▸ **EXERCISE REQUIREMENTS**: Write out the records again, exactly, leaving none out.

▸ **DATA RECORDS**:

start

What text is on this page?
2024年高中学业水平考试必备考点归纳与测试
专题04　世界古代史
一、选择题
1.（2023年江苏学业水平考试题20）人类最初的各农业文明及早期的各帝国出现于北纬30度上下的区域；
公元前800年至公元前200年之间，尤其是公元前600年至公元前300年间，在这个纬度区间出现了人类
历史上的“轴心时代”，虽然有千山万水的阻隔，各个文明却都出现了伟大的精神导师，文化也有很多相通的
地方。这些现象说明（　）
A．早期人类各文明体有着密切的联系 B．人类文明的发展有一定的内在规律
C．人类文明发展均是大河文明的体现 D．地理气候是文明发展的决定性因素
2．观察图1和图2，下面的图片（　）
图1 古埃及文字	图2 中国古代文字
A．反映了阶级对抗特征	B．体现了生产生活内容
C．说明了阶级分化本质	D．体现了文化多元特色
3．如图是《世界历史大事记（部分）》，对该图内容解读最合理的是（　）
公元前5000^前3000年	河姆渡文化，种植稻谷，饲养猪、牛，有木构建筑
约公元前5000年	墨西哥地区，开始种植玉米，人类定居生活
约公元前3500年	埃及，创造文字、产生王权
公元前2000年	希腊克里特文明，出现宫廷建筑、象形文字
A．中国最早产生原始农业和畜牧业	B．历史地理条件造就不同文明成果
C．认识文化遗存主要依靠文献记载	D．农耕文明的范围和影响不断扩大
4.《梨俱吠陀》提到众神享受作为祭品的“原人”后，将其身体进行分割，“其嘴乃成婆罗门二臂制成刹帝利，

end

▸ **TASK OUTPUT**:
What text is on this page?
2024年高中学业水平考试必备考点归纳与测试
专题04　世界古代史
一、选择题
1.（2023年江苏学业水平考试题20）人类最初的各农业文明及早期的各帝国出现于北纬30度上下的区域；
公元前800年至公元前200年之间，尤其是公元前600年至公元前300年间，在这个纬度区间出现了人类
历史上的“轴心时代”，虽然有千山万水的阻隔，各个文明却都出现了伟大的精神导师，文化也有很多相通的
地方。这些现象说明（　）
A．早期人类各文明体有着密切的联系 B．人类文明的发展有一定的内在规律
C．人类文明发展均是大河文明的体现 D．地理气候是文明发展的决定性因素
2．观察图1和图2，下面的图片（　）
图1 古埃及文字	图2 中国古代文字
A．反映了阶级对抗特征	B．体现了生产生活内容
C．说明了阶级分化本质	D．体现了文化多元特色
3．如图是《世界历史大事记（部分）》，对该图内容解读最合理的是（　）
公元前5000^前3000年	河姆渡文化，种植稻谷，饲养猪、牛，有木构建筑
约公元前5000年	墨西哥地区，开始种植玉米，人类定居生活
约公元前3500年	埃及，创造文字、产生王权
公元前2000年	希腊克里特文明，出现宫廷建筑、象形文字
A．中国最早产生原始农业和畜牧业	B．历史地理条件造就不同文明成果
C．认识文化遗存主要依靠文献记载	D．农耕文明的范围和影响不断扩大
4.《梨俱吠陀》提到众神享受作为祭品的“原人”后，将其身体进行分割，“其嘴乃成婆罗门二臂制成刹帝利，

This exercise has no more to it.